Directions for this task: Can you write out all of the material below, word for word?

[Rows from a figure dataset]
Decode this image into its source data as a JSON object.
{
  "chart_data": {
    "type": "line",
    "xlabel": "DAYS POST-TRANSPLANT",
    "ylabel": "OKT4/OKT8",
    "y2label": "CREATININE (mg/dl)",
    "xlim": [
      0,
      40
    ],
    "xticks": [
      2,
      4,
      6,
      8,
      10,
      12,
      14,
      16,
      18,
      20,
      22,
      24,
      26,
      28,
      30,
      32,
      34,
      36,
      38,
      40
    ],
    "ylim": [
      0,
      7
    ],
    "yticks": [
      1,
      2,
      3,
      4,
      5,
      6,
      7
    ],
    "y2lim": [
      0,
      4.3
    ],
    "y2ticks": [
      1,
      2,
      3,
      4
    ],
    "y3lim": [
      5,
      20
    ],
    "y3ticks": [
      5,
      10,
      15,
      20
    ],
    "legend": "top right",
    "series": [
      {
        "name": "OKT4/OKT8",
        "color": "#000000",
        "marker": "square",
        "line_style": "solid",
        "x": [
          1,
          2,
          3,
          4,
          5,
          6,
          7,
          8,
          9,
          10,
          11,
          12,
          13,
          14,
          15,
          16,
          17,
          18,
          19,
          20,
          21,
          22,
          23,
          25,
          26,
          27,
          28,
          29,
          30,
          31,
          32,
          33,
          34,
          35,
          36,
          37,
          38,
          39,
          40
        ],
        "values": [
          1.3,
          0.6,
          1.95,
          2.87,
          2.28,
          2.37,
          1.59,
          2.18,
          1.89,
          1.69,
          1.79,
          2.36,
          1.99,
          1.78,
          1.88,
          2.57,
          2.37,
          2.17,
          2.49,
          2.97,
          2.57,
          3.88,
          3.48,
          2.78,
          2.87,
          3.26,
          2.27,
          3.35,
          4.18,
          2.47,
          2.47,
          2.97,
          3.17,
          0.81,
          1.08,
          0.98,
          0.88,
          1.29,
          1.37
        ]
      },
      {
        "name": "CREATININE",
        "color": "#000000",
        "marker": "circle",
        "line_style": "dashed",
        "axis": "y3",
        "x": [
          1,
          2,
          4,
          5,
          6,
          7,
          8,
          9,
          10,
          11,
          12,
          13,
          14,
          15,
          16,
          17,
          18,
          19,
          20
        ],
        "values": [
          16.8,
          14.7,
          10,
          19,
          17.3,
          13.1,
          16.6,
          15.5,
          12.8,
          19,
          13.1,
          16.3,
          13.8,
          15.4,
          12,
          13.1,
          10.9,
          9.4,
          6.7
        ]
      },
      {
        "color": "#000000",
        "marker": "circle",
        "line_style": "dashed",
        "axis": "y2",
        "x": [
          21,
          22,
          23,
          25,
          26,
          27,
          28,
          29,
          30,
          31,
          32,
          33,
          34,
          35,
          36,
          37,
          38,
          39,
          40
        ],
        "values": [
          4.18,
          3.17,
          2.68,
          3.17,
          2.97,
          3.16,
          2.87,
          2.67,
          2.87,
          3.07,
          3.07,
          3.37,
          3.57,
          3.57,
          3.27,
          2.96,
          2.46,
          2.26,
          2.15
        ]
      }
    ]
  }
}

Final result:
Decode this image into its source data as a JSON object.
{
  "chart_data": {
    "type": "line",
    "xlabel": "DAYS POST-TRANSPLANT",
    "ylabel": "OKT4/OKT8",
    "y2label": "CREATININE (mg/dl)",
    "xlim": [
      0,
      40
    ],
    "xticks": [
      2,
      4,
      6,
      8,
      10,
      12,
      14,
      16,
      18,
      20,
      22,
      24,
      26,
      28,
      30,
      32,
      34,
      36,
      38,
      40
    ],
    "ylim": [
      0,
      7
    ],
    "yticks": [
      1,
      2,
      3,
      4,
      5,
      6,
      7
    ],
    "y2lim": [
      0,
      4.3
    ],
    "y2ticks": [
      1,
      2,
      3,
      4
    ],
    "y3lim": [
      5,
      20
    ],
    "y3ticks": [
      5,
      10,
      15,
      20
    ],
    "legend": "top right",
    "series": [
      {
        "name": "OKT4/OKT8",
        "color": "#000000",
        "marker": "square",
        "line_style": "solid",
        "x": [
          1,
          2,
          3,
          4,
          5,
          6,
          7,
          8,
          9,
          10,
          11,
          12,
          13,
          14,
          15,
          16,
          17,
          18,
          19,
          20,
          21,
          22,
          23,
          25,
          26,
          27,
          28,
          29,
          30,
          31,
          32,
          33,
          34,
          35,
          36,
          37,
          38,
          39,
          40
        ],
        "values": [
          1.3,
          0.6,
          1.95,
          2.87,
          2.28,
          2.37,
          1.59,
          2.18,
          1.89,
          1.69,
          1.79,
          2.36,
          1.99,
          1.78,
          1.88,
          2.57,
          2.37,
          2.17,
          2.49,
          2.97,
          2.57,
          3.88,
          3.48,
          2.78,
          2.87,
          3.26,
          2.27,
          3.35,
          4.18,
          2.47,
          2.47,
          2.97,
          3.17,
          0.81,
          1.08,
          0.98,
          0.88,
          1.29,
          1.37
        ]
      },
      {
        "name": "CREATININE",
        "color": "#000000",
        "marker": "circle",
        "line_style": "dashed",
        "axis": "y3",
        "x": [
          1,
          2,
          4,
          5,
          6,
          7,
          8,
          9,
          10,
          11,
          12,
          13,
          14,
          15,
          16,
          17,
          18,
          19,
          20
        ],
        "values": [
          16.8,
          14.7,
          10,
          19,
          17.3,
          13.1,
          16.6,
          15.5,
          12.8,
          19,
          13.1,
          16.3,
          13.8,
          15.4,
          12,
          13.1,
          10.9,
          9.4,
          6.7
        ]
      },
      {
        "color": "#000000",
        "marker": "circle",
        "line_style": "dashed",
        "axis": "y2",
        "x": [
          21,
          22,
          23,
          25,
          26,
          27,
          28,
          29,
          30,
          31,
          32,
          33,
          34,
          35,
          36,
          37,
          38,
          39,
          40
        ],
        "values": [
          4.18,
          3.17,
          2.68,
          3.17,
          2.97,
          3.16,
          2.87,
          2.67,
          2.87,
          3.07,
          3.07,
          3.37,
          3.57,
          3.57,
          3.27,
          2.96,
          2.46,
          2.26,
          2.15
        ]
      }
    ]
  }
}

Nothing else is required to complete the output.